>> Begin Materials provided

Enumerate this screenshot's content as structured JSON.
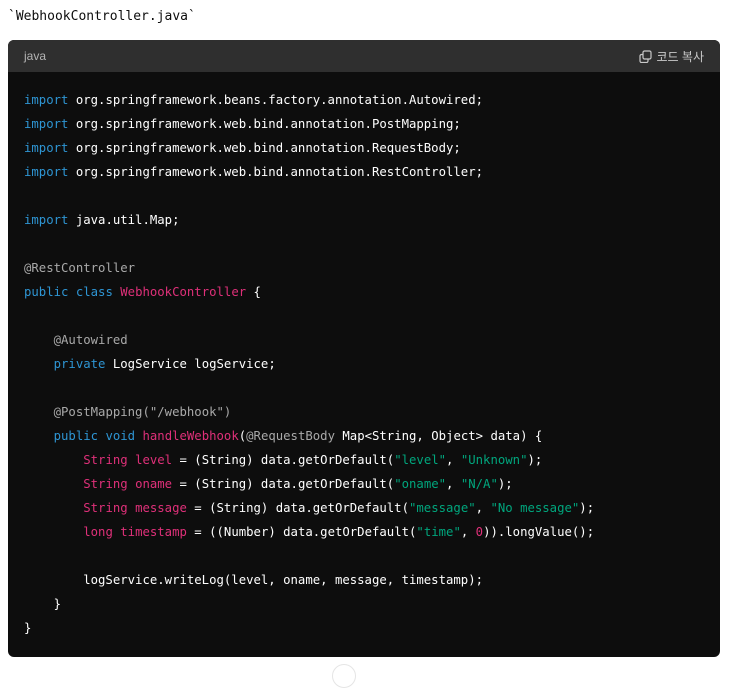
{
  "filename": "`WebhookController.java`",
  "code_block": {
    "language": "java",
    "copy_label": "코드 복사",
    "icons": {
      "copy": "copy-icon"
    },
    "colors": {
      "background": "#0d0d0d",
      "header": "#2f2f2f",
      "keyword": "#2e95d3",
      "annotation": "#a9a9a9",
      "type_name": "#df3079",
      "string": "#00a67d",
      "plain": "#ffffff"
    },
    "lines": [
      [
        {
          "t": "kw",
          "v": "import"
        },
        {
          "t": "pl",
          "v": " org.springframework.beans.factory.annotation.Autowired;"
        }
      ],
      [
        {
          "t": "kw",
          "v": "import"
        },
        {
          "t": "pl",
          "v": " org.springframework.web.bind.annotation.PostMapping;"
        }
      ],
      [
        {
          "t": "kw",
          "v": "import"
        },
        {
          "t": "pl",
          "v": " org.springframework.web.bind.annotation.RequestBody;"
        }
      ],
      [
        {
          "t": "kw",
          "v": "import"
        },
        {
          "t": "pl",
          "v": " org.springframework.web.bind.annotation.RestController;"
        }
      ],
      [],
      [
        {
          "t": "kw",
          "v": "import"
        },
        {
          "t": "pl",
          "v": " java.util.Map;"
        }
      ],
      [],
      [
        {
          "t": "ann",
          "v": "@RestController"
        }
      ],
      [
        {
          "t": "kw",
          "v": "public"
        },
        {
          "t": "pl",
          "v": " "
        },
        {
          "t": "kw",
          "v": "class"
        },
        {
          "t": "pl",
          "v": " "
        },
        {
          "t": "tp",
          "v": "WebhookController"
        },
        {
          "t": "pl",
          "v": " {"
        }
      ],
      [],
      [
        {
          "t": "pl",
          "v": "    "
        },
        {
          "t": "ann",
          "v": "@Autowired"
        }
      ],
      [
        {
          "t": "pl",
          "v": "    "
        },
        {
          "t": "kw",
          "v": "private"
        },
        {
          "t": "pl",
          "v": " LogService logService;"
        }
      ],
      [],
      [
        {
          "t": "pl",
          "v": "    "
        },
        {
          "t": "ann",
          "v": "@PostMapping(\"/webhook\")"
        }
      ],
      [
        {
          "t": "pl",
          "v": "    "
        },
        {
          "t": "kw",
          "v": "public"
        },
        {
          "t": "pl",
          "v": " "
        },
        {
          "t": "kw",
          "v": "void"
        },
        {
          "t": "pl",
          "v": " "
        },
        {
          "t": "tp",
          "v": "handleWebhook"
        },
        {
          "t": "pl",
          "v": "("
        },
        {
          "t": "ann",
          "v": "@RequestBody"
        },
        {
          "t": "pl",
          "v": " Map<String, Object> data) {"
        }
      ],
      [
        {
          "t": "pl",
          "v": "        "
        },
        {
          "t": "tp",
          "v": "String"
        },
        {
          "t": "pl",
          "v": " "
        },
        {
          "t": "tp",
          "v": "level"
        },
        {
          "t": "pl",
          "v": " = (String) data.getOrDefault("
        },
        {
          "t": "str",
          "v": "\"level\""
        },
        {
          "t": "pl",
          "v": ", "
        },
        {
          "t": "str",
          "v": "\"Unknown\""
        },
        {
          "t": "pl",
          "v": ");"
        }
      ],
      [
        {
          "t": "pl",
          "v": "        "
        },
        {
          "t": "tp",
          "v": "String"
        },
        {
          "t": "pl",
          "v": " "
        },
        {
          "t": "tp",
          "v": "oname"
        },
        {
          "t": "pl",
          "v": " = (String) data.getOrDefault("
        },
        {
          "t": "str",
          "v": "\"oname\""
        },
        {
          "t": "pl",
          "v": ", "
        },
        {
          "t": "str",
          "v": "\"N/A\""
        },
        {
          "t": "pl",
          "v": ");"
        }
      ],
      [
        {
          "t": "pl",
          "v": "        "
        },
        {
          "t": "tp",
          "v": "String"
        },
        {
          "t": "pl",
          "v": " "
        },
        {
          "t": "tp",
          "v": "message"
        },
        {
          "t": "pl",
          "v": " = (String) data.getOrDefault("
        },
        {
          "t": "str",
          "v": "\"message\""
        },
        {
          "t": "pl",
          "v": ", "
        },
        {
          "t": "str",
          "v": "\"No message\""
        },
        {
          "t": "pl",
          "v": ");"
        }
      ],
      [
        {
          "t": "pl",
          "v": "        "
        },
        {
          "t": "tp",
          "v": "long"
        },
        {
          "t": "pl",
          "v": " "
        },
        {
          "t": "tp",
          "v": "timestamp"
        },
        {
          "t": "pl",
          "v": " = ((Number) data.getOrDefault("
        },
        {
          "t": "str",
          "v": "\"time\""
        },
        {
          "t": "pl",
          "v": ", "
        },
        {
          "t": "num",
          "v": "0"
        },
        {
          "t": "pl",
          "v": ")).longValue();"
        }
      ],
      [],
      [
        {
          "t": "pl",
          "v": "        logService.writeLog(level, oname, message, timestamp);"
        }
      ],
      [
        {
          "t": "pl",
          "v": "    }"
        }
      ],
      [
        {
          "t": "pl",
          "v": "}"
        }
      ]
    ]
  }
}
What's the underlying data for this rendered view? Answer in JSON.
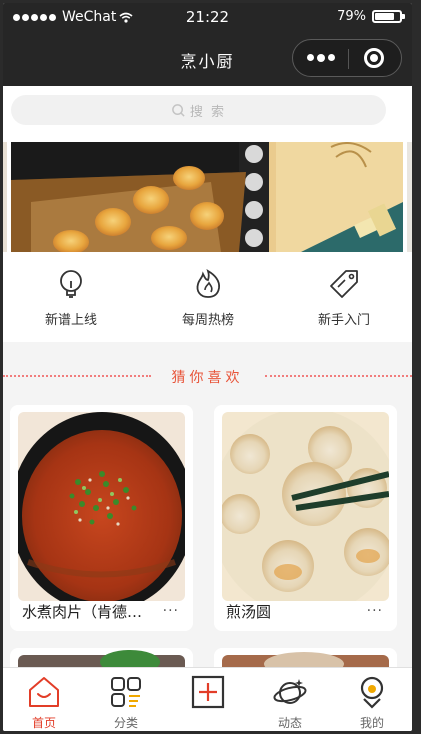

>> End Materials provided

Exercise: Every line in the data that holds "oname" should be copied out.

Task result:
          "v": "oname"
          "v": "\"oname\""
          "v": "        logService.writeLog(level, oname, message, timestamp);"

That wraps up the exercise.